> **TASK REQUIREMENTS**:
Search the data for "Total". Each line containing it is to be copied.

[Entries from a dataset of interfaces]
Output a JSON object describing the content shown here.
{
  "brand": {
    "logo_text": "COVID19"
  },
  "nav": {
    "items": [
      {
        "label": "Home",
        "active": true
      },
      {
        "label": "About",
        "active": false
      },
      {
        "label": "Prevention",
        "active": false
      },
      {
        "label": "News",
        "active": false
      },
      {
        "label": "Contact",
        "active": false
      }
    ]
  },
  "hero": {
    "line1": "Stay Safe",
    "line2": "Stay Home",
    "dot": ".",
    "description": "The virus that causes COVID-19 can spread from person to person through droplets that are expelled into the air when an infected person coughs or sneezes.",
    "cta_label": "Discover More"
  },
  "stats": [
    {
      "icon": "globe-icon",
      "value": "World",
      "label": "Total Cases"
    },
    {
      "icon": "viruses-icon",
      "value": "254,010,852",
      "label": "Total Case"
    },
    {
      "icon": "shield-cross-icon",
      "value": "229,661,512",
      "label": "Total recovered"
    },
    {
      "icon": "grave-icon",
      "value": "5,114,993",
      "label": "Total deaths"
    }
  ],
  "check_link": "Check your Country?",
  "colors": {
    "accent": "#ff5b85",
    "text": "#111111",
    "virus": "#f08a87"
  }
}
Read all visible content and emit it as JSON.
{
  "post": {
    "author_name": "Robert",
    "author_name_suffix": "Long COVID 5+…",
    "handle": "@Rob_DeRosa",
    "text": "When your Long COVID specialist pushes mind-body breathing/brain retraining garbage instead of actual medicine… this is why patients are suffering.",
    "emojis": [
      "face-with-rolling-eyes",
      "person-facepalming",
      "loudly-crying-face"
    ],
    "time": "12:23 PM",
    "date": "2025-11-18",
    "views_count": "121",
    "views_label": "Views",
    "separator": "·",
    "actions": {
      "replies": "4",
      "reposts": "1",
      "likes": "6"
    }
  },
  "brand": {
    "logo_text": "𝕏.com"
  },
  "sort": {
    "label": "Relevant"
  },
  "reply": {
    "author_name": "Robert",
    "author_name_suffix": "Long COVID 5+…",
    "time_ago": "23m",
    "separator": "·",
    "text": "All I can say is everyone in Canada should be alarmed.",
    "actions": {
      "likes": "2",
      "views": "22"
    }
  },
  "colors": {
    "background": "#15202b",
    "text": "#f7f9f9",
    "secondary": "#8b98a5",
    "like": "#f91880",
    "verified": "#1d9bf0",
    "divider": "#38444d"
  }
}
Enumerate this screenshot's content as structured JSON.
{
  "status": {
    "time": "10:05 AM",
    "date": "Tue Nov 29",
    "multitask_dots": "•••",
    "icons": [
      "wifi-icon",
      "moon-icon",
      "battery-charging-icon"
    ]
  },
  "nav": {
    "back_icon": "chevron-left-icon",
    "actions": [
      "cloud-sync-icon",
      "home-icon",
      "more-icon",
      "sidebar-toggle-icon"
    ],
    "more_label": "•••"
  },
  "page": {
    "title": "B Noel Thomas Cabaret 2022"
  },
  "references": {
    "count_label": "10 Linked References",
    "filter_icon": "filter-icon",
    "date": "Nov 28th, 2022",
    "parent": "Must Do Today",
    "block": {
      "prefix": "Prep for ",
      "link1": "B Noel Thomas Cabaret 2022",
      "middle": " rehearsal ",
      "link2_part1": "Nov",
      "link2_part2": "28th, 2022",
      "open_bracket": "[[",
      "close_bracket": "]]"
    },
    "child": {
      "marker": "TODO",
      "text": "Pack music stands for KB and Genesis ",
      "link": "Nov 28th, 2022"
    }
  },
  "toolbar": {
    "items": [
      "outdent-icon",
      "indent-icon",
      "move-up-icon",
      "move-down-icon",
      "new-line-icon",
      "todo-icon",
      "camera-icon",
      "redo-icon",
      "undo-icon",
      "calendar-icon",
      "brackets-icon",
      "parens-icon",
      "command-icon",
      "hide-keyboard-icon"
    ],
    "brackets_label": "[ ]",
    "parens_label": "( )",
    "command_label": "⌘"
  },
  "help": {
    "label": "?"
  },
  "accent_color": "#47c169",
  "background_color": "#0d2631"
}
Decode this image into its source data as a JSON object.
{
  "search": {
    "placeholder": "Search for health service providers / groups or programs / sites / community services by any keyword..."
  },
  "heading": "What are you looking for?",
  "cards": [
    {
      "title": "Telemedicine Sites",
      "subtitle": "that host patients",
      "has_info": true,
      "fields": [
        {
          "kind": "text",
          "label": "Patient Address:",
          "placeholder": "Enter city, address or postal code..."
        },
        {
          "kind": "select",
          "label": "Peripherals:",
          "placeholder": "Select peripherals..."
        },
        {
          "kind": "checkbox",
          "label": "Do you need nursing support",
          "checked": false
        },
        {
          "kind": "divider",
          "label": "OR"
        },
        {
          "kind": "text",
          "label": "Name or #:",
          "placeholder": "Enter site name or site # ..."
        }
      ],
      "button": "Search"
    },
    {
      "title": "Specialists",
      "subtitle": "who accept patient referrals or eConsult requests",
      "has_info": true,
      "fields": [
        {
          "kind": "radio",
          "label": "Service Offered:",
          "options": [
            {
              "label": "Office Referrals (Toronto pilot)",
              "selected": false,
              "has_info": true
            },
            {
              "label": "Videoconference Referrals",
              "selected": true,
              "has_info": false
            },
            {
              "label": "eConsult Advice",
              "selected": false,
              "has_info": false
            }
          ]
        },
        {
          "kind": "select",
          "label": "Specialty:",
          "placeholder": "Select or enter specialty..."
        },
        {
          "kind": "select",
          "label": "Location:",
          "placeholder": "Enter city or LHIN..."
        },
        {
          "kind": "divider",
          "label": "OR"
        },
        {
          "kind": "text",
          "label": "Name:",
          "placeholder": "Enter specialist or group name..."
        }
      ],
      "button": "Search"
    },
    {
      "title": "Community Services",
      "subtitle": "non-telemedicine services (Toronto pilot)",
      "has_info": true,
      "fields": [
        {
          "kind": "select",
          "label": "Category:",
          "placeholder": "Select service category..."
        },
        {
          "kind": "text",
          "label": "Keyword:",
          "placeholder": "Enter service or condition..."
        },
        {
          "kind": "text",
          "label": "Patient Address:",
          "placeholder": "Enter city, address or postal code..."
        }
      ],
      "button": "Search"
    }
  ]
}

> **TASK OUTPUT**:
      "label": "Total Cases"
      "label": "Total Case"
      "label": "Total recovered"
      "label": "Total deaths"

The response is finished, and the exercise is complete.